Exercise objective
Reproduce the lines below verbatim, from the very first one through the line containing "list-item-2: 2. 西昆体是北宋初期出现的一个文学流派。其特点是专从形式上模拟商隐，追求词藻，…".

Entries provided

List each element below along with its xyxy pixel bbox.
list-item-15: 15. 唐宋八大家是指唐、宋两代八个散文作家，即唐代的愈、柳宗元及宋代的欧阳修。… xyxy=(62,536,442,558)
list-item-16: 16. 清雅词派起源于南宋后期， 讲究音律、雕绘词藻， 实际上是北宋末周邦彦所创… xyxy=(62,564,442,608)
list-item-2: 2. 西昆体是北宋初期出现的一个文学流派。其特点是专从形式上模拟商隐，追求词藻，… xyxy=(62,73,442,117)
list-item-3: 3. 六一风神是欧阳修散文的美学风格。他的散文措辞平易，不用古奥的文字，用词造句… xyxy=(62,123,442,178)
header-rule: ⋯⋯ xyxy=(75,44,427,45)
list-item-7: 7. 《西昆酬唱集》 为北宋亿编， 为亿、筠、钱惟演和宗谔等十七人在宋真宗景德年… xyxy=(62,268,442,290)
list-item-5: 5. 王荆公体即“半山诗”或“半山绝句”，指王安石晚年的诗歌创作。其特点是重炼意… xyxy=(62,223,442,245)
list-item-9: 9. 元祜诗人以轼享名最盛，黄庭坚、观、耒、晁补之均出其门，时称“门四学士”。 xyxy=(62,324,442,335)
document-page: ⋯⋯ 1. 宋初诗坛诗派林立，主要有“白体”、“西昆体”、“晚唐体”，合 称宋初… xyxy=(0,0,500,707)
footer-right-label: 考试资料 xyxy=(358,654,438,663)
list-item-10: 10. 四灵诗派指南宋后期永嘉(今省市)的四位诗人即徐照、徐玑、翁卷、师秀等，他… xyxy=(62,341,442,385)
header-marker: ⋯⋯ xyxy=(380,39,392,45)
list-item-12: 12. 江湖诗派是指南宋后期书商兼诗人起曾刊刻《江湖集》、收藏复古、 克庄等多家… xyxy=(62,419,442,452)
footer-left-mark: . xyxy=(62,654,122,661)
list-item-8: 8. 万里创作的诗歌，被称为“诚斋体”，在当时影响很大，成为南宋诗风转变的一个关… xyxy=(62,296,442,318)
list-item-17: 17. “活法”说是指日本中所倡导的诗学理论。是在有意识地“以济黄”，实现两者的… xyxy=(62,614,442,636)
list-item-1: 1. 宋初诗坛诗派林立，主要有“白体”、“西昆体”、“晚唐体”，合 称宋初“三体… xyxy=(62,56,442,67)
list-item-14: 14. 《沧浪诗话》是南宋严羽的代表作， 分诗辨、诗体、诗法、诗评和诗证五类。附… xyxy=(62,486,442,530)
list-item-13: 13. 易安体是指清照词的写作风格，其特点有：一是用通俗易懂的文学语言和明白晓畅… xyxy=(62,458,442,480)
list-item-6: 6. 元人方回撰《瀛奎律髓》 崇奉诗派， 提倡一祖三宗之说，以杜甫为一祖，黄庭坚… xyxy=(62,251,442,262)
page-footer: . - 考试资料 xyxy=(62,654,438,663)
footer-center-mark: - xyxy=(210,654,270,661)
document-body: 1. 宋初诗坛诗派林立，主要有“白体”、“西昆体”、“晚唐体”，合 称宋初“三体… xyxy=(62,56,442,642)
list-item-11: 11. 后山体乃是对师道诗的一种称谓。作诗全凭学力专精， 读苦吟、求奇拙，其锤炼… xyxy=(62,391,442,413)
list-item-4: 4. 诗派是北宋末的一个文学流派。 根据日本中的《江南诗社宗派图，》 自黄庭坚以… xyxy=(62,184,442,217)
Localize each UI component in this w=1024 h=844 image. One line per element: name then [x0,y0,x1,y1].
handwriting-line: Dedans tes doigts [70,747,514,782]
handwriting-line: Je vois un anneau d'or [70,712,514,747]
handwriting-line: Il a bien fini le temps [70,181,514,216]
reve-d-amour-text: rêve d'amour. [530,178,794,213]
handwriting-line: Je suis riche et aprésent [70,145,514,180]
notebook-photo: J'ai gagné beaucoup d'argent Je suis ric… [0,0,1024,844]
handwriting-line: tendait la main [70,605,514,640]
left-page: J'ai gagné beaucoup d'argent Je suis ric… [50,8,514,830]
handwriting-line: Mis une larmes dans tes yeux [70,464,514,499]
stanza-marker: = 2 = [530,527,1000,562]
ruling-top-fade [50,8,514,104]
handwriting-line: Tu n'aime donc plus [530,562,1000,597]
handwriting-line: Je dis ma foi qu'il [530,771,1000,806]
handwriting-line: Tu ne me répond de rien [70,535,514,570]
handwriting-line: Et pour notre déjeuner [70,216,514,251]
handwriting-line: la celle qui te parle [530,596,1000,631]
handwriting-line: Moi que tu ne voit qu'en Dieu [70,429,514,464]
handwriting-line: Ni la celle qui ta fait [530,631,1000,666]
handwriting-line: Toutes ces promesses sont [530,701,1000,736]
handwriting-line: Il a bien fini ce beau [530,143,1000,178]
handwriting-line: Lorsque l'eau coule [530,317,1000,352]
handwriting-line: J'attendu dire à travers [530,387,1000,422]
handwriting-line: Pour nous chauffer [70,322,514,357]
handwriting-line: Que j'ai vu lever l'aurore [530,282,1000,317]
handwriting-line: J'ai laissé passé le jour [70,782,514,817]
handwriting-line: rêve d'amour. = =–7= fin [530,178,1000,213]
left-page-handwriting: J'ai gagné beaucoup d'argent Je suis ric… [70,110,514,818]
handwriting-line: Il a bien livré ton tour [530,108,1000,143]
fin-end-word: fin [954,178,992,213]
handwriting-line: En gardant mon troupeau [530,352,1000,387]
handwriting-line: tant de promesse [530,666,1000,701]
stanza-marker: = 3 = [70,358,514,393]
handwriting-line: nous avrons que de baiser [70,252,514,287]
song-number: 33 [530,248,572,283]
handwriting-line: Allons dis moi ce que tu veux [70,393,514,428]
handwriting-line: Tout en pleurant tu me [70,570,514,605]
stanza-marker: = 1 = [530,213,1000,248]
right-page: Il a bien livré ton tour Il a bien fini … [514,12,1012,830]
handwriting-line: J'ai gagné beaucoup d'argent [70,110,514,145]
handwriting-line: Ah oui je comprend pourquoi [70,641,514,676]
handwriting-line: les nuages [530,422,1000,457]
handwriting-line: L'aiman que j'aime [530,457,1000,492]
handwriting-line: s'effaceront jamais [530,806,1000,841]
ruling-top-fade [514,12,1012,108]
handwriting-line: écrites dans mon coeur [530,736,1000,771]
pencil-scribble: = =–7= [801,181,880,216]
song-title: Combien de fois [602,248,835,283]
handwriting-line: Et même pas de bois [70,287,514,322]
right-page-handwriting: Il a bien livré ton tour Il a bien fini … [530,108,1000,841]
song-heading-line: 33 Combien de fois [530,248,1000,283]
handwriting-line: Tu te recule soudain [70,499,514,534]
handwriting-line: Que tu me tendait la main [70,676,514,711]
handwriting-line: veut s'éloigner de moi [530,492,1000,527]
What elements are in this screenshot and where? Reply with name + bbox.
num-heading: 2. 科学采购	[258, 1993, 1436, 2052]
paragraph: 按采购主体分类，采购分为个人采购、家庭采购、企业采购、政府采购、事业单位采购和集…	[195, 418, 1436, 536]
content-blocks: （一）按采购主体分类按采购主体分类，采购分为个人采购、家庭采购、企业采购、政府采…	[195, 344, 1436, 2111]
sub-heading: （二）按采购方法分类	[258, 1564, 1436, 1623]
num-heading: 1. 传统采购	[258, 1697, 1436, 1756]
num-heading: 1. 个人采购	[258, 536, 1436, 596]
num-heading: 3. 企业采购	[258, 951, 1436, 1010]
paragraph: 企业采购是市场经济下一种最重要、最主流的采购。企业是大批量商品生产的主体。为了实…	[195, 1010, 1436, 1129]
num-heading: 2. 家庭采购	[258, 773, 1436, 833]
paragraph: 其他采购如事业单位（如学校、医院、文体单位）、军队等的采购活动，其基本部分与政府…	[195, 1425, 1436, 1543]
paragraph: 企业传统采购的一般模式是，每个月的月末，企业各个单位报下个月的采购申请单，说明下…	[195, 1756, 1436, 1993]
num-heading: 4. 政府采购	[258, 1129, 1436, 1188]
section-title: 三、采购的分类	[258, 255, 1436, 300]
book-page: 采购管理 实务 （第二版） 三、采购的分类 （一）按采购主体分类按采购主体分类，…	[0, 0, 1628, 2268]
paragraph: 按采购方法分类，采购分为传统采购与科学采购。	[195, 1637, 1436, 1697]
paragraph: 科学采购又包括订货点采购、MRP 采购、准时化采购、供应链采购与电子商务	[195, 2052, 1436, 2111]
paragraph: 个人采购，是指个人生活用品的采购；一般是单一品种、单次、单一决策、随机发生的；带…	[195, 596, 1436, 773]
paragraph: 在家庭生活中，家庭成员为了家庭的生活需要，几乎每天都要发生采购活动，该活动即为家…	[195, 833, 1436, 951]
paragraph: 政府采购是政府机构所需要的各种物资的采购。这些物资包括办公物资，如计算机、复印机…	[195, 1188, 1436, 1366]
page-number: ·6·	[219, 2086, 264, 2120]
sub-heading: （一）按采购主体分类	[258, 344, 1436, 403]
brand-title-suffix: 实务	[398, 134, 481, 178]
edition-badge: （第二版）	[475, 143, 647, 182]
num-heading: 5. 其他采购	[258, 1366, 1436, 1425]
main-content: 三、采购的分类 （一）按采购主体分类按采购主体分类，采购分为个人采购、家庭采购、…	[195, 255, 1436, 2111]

Answer in full
List each element below along with its xyxy pixel bbox.
list-item-15: 15. 唐宋八大家是指唐、宋两代八个散文作家，即唐代的愈、柳宗元及宋代的欧阳修。… xyxy=(62,536,442,558)
list-item-16: 16. 清雅词派起源于南宋后期， 讲究音律、雕绘词藻， 实际上是北宋末周邦彦所创… xyxy=(62,564,442,608)
list-item-2: 2. 西昆体是北宋初期出现的一个文学流派。其特点是专从形式上模拟商隐，追求词藻，… xyxy=(62,73,442,117)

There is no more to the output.